- [What needs to be done] Tell how many lines carry the word "buttons"; the reply is the number and nothing else.
** begin **
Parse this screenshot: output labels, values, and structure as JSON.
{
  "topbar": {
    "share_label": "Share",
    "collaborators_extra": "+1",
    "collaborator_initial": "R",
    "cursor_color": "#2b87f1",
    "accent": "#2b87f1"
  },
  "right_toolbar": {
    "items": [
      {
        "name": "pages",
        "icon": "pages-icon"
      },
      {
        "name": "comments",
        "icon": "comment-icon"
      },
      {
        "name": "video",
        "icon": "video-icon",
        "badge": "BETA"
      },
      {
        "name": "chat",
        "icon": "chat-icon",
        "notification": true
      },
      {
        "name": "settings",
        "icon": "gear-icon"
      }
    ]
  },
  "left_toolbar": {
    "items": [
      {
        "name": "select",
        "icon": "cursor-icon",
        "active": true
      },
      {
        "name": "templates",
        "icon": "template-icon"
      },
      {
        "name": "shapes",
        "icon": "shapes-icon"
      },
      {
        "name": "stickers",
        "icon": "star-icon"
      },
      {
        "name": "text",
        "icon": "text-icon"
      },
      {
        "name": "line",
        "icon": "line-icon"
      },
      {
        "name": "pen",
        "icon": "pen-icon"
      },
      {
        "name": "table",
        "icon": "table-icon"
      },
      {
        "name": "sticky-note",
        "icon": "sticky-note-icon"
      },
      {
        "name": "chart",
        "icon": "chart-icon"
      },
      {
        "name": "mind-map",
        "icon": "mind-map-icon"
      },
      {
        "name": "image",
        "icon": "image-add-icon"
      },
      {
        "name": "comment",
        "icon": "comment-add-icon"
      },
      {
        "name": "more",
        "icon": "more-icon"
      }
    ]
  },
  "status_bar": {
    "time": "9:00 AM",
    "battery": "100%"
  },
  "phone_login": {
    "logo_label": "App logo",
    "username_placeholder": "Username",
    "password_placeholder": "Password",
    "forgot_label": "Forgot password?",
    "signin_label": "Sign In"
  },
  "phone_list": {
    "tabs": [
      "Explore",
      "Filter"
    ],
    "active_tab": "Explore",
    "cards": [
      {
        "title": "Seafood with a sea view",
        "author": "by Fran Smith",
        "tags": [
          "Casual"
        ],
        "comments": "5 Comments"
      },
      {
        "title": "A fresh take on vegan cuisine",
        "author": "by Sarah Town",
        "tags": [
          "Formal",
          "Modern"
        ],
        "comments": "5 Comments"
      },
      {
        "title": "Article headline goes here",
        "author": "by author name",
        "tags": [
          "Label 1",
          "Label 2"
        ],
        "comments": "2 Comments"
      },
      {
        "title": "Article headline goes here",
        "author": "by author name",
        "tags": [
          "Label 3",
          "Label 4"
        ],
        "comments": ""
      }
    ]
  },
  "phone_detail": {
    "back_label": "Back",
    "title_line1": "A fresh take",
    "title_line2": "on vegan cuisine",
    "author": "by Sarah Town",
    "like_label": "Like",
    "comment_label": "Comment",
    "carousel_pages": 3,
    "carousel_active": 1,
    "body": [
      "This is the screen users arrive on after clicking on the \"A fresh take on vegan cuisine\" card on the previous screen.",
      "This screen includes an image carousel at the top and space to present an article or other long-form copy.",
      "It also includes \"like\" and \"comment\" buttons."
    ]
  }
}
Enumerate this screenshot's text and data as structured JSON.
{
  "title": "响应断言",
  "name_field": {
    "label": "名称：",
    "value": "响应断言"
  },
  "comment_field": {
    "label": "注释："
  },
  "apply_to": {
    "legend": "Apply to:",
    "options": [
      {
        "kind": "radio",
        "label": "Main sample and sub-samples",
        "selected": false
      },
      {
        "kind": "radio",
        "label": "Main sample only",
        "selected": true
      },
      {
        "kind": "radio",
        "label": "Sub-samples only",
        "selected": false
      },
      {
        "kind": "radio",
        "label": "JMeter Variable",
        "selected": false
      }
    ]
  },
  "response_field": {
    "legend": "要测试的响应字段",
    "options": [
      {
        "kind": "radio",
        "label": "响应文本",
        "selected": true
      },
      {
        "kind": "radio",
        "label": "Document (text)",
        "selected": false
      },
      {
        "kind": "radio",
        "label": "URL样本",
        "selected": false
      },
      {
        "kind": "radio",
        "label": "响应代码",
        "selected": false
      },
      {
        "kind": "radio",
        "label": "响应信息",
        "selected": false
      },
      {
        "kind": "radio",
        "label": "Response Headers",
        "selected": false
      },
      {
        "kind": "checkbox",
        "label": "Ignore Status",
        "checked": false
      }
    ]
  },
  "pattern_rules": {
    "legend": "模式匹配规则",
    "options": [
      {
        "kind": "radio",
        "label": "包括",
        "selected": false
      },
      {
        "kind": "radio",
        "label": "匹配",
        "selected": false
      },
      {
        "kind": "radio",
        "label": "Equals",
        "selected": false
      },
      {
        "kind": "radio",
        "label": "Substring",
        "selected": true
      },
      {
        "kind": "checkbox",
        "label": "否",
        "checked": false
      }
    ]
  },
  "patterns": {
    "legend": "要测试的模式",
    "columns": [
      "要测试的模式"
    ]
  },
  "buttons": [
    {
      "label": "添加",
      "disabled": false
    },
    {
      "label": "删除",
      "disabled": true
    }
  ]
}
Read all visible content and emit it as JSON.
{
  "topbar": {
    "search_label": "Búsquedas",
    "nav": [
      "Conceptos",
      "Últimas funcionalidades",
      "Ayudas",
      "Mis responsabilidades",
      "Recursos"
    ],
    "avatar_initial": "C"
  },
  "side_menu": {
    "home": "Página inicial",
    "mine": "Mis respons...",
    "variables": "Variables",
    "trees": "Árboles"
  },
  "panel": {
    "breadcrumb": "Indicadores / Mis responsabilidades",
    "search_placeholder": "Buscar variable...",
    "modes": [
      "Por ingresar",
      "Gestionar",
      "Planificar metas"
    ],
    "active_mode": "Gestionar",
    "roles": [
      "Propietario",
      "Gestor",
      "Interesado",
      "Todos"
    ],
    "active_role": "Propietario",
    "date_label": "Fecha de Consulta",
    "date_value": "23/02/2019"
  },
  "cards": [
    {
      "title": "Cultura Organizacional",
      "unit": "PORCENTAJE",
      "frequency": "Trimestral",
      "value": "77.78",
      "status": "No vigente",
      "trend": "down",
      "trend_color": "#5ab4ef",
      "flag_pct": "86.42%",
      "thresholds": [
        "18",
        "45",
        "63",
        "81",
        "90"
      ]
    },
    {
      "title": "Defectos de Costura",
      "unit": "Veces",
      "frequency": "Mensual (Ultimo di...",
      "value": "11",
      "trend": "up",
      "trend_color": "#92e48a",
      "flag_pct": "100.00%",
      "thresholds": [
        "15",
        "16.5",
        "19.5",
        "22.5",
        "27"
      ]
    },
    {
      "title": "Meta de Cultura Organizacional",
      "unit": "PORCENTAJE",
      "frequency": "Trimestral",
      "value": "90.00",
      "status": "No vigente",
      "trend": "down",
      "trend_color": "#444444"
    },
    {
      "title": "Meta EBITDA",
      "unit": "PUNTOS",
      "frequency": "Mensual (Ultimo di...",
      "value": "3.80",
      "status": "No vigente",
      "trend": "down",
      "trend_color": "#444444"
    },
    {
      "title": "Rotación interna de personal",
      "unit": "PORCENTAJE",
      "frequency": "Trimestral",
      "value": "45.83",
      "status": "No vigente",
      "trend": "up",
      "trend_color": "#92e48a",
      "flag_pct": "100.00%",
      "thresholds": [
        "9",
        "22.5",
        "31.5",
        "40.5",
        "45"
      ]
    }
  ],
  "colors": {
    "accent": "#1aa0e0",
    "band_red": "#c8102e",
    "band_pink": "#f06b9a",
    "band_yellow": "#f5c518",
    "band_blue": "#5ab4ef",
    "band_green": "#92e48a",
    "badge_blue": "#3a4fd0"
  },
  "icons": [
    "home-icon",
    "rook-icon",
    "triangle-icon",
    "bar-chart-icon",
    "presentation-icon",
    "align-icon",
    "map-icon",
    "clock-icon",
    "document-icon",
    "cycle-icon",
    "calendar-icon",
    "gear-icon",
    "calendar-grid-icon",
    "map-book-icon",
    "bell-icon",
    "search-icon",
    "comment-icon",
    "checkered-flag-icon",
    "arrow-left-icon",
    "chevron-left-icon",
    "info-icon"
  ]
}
** end **
- [Exercise output] 2